* begin Provided material *

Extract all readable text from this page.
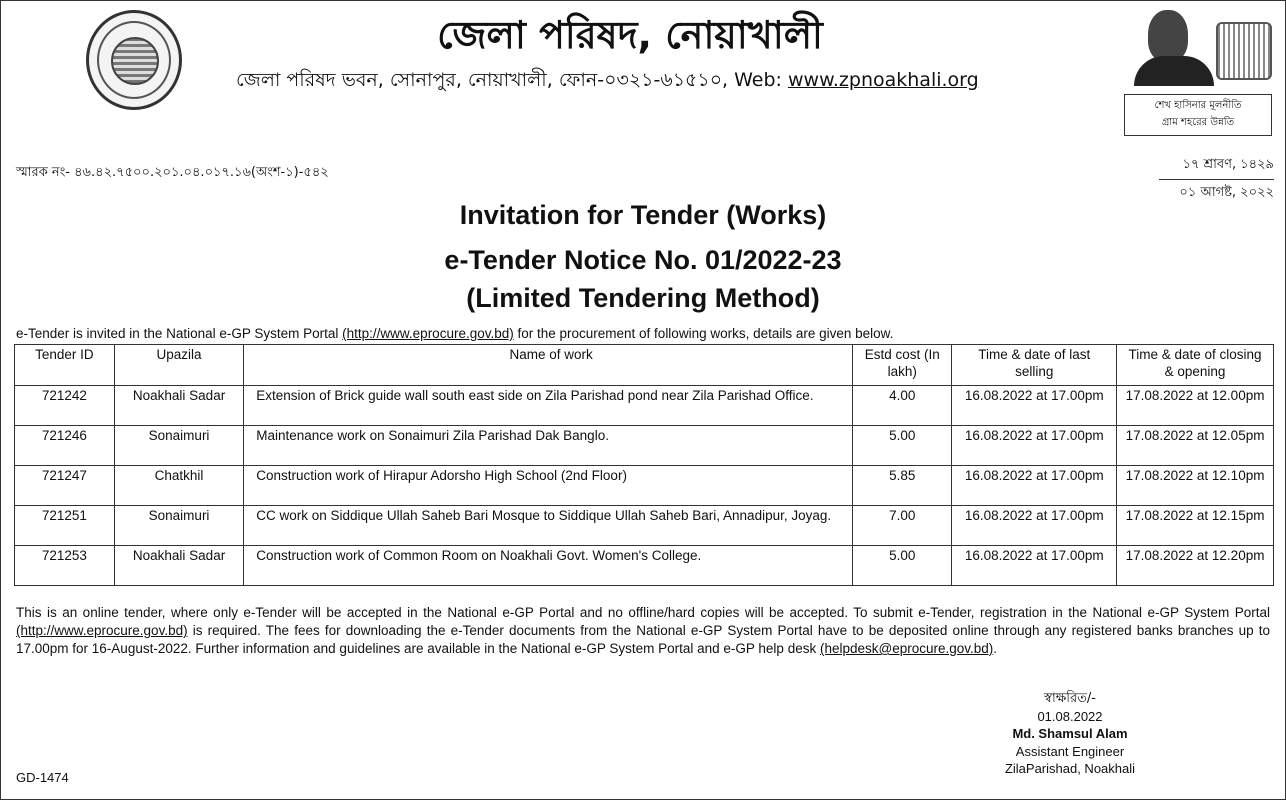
জেলা পরিষদ, নোয়াখালী
জেলা পরিষদ ভবন, সোনাপুর, নোয়াখালী, ফোন-০৩২১-৬১৫১০, Web: www.zpnoakhali.org
শেখ হাসিনার মূলনীতি
গ্রাম শহরের উন্নতি
স্মারক নং- ৪৬.৪২.৭৫০০.২০১.০৪.০১৭.১৬(অংশ-১)-৫৪২
১৭ শ্রাবণ, ১৪২৯
০১ আগষ্ট, ২০২২
Invitation for Tender (Works)
e-Tender Notice No. 01/2022-23
(Limited Tendering Method)
e-Tender is invited in the National e-GP System Portal (http://www.eprocure.gov.bd) for the procurement of following works, details are given below.
Tender ID	Upazila	Name of work	Estd cost (In lakh)	Time & date of last selling	Time & date of closing & opening
721242	Noakhali Sadar	Extension of Brick guide wall south east side on Zila Parishad pond near Zila Parishad Office.	4.00	16.08.2022 at 17.00pm	17.08.2022 at 12.00pm
721246	Sonaimuri	Maintenance work on Sonaimuri Zila Parishad Dak Banglo.	5.00	16.08.2022 at 17.00pm	17.08.2022 at 12.05pm
721247	Chatkhil	Construction work of Hirapur Adorsho High School (2nd Floor)	5.85	16.08.2022 at 17.00pm	17.08.2022 at 12.10pm
721251	Sonaimuri	CC work on Siddique Ullah Saheb Bari Mosque to Siddique Ullah Saheb Bari, Annadipur, Joyag.	7.00	16.08.2022 at 17.00pm	17.08.2022 at 12.15pm
721253	Noakhali Sadar	Construction work of Common Room on Noakhali Govt. Women's College.	5.00	16.08.2022 at 17.00pm	17.08.2022 at 12.20pm
This is an online tender, where only e-Tender will be accepted in the National e-GP Portal and no offline/hard copies will be accepted. To submit e-Tender, registration in the National e-GP System Portal (http://www.eprocure.gov.bd) is required. The fees for downloading the e-Tender documents from the National e-GP System Portal have to be deposited online through any registered banks branches up to 17.00pm for 16-August-2022. Further information and guidelines are available in the National e-GP System Portal and e-GP help desk (helpdesk@eprocure.gov.bd).
স্বাক্ষরিত/-
01.08.2022
Md. Shamsul Alam
Assistant Engineer
ZilaParishad, Noakhali
GD-1474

* end Provided material *

Task description - For each line above that contains the word "Sadar", copy that line.

Output of the task -
721242	Noakhali Sadar	Extension of Brick guide wall south east side on Zila Parishad pond near Zila Parishad Office.	4.00	16.08.2022 at 17.00pm	17.08.2022 at 12.00pm
721253	Noakhali Sadar	Construction work of Common Room on Noakhali Govt. Women's College.	5.00	16.08.2022 at 17.00pm	17.08.2022 at 12.20pm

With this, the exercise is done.